■ **DIRECTION**
Go through the material below and copy all lines with "this".

Items from a data source
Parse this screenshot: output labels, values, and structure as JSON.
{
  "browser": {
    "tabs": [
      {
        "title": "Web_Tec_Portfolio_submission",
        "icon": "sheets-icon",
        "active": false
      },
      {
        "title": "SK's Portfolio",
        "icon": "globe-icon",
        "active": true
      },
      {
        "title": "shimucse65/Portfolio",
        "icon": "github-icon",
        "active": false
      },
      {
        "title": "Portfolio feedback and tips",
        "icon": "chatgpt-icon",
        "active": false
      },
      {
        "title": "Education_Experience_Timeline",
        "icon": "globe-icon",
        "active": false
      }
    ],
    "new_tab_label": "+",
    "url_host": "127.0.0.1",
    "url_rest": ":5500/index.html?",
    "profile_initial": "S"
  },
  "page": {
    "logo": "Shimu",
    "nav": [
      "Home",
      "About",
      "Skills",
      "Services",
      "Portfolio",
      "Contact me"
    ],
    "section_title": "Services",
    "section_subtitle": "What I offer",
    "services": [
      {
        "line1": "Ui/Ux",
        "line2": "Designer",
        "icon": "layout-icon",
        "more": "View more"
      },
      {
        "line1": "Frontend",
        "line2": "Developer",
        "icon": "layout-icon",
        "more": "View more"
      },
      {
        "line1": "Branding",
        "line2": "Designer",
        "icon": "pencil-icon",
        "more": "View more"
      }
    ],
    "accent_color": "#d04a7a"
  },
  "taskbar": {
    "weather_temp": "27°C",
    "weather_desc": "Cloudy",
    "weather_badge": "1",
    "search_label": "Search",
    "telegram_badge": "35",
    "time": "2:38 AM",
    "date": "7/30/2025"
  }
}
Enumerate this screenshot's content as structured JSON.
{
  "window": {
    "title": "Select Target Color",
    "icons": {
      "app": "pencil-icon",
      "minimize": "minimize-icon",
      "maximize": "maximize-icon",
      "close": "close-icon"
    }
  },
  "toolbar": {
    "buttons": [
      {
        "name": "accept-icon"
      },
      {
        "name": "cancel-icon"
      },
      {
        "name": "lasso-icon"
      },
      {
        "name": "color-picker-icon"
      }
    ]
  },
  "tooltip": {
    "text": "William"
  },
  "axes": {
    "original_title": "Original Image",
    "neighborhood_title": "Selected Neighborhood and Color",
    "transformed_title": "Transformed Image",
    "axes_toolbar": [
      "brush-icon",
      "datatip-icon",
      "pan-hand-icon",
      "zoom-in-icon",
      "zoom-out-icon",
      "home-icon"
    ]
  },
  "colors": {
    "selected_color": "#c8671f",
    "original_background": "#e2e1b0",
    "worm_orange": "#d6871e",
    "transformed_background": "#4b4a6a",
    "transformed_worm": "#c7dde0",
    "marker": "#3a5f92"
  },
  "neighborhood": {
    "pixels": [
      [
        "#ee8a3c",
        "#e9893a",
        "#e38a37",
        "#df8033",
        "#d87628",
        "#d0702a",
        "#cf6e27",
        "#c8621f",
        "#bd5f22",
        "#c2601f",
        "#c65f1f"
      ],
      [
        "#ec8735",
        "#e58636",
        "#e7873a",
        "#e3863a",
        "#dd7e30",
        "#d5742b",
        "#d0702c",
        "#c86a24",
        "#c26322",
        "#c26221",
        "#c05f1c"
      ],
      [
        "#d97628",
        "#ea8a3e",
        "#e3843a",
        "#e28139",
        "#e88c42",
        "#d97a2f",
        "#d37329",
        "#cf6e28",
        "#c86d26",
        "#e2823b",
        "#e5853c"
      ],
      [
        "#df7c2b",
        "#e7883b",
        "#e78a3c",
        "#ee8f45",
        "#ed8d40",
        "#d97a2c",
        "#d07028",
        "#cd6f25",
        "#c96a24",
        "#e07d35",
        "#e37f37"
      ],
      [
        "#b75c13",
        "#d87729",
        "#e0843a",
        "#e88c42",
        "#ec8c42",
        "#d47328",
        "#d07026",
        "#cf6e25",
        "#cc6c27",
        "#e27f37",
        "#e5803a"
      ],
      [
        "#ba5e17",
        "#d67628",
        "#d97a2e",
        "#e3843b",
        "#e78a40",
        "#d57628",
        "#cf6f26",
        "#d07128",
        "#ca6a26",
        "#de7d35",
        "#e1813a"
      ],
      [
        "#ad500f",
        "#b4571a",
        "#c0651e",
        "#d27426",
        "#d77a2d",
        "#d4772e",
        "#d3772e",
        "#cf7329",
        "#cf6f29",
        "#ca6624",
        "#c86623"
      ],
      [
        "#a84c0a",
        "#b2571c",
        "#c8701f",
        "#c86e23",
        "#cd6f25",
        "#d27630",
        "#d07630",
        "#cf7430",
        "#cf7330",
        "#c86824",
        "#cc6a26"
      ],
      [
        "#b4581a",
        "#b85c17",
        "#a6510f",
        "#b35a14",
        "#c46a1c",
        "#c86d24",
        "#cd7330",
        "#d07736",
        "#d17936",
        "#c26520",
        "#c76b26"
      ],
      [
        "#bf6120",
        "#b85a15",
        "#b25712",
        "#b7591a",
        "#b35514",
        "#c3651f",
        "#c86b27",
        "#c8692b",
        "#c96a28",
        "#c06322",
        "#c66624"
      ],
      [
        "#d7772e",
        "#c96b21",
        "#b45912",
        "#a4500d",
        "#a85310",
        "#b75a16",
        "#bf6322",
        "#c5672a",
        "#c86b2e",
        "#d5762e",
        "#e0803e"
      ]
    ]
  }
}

■ **ANSWER TO THE EXERCISE**
Parse this screenshot: output labels, values, and structure as JSON.
Enumerate this screenshot's content as structured JSON.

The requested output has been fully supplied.